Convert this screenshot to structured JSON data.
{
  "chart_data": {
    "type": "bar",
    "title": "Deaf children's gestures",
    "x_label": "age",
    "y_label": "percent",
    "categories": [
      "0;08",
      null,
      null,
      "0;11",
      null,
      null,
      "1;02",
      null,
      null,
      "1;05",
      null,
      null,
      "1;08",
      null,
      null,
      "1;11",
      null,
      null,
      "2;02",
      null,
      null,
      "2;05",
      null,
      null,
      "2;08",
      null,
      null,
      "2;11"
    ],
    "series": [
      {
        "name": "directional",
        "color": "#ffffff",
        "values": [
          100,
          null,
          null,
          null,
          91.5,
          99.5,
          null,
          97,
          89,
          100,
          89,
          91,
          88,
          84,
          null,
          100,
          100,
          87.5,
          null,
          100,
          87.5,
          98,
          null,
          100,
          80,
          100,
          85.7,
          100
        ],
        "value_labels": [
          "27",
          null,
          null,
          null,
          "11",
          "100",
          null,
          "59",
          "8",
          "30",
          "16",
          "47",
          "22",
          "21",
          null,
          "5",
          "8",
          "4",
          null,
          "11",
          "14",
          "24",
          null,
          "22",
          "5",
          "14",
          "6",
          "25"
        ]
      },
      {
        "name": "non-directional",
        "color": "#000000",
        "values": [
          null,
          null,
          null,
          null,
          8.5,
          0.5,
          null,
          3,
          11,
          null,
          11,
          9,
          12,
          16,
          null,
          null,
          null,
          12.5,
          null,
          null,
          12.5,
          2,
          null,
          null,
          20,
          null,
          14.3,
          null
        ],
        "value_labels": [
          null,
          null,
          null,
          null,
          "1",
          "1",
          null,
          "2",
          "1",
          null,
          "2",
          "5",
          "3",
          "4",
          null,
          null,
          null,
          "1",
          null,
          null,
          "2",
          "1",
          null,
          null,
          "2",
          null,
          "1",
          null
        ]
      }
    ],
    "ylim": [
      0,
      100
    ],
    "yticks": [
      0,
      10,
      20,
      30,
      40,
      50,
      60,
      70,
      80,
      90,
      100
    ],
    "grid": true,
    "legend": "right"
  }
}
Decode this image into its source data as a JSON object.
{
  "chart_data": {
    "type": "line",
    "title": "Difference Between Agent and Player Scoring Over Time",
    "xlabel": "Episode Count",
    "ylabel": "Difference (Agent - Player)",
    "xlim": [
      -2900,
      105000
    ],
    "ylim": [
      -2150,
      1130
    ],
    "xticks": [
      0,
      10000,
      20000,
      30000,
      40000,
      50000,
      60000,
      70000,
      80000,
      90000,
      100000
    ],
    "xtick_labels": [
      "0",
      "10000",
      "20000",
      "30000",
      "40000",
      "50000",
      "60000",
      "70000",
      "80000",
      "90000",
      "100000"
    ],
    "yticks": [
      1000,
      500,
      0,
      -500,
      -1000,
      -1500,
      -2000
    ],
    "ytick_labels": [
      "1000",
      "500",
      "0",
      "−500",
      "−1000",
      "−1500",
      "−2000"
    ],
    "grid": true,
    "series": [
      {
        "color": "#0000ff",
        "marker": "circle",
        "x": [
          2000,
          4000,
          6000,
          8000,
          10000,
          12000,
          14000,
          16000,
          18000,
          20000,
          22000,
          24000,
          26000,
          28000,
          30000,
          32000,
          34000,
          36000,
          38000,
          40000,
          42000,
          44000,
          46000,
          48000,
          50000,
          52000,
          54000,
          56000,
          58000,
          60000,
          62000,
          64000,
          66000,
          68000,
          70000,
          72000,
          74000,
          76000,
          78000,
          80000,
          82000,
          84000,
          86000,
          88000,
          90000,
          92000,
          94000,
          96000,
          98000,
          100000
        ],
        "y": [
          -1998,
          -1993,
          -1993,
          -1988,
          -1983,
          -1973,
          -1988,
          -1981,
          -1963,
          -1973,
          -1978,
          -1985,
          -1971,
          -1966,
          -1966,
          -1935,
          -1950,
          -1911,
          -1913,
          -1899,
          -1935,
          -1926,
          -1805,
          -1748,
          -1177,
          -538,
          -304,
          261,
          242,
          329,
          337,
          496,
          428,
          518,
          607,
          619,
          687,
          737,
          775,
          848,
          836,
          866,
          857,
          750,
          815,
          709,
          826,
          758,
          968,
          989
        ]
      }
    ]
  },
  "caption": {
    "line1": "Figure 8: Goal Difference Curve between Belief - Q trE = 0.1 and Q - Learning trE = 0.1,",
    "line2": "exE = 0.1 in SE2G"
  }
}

TASK PROMPT:
Check each line of the entries for the string "name". Copy the lines that have it.

OUTPUT BELOW:
        "name": "directional",
        "name": "non-directional",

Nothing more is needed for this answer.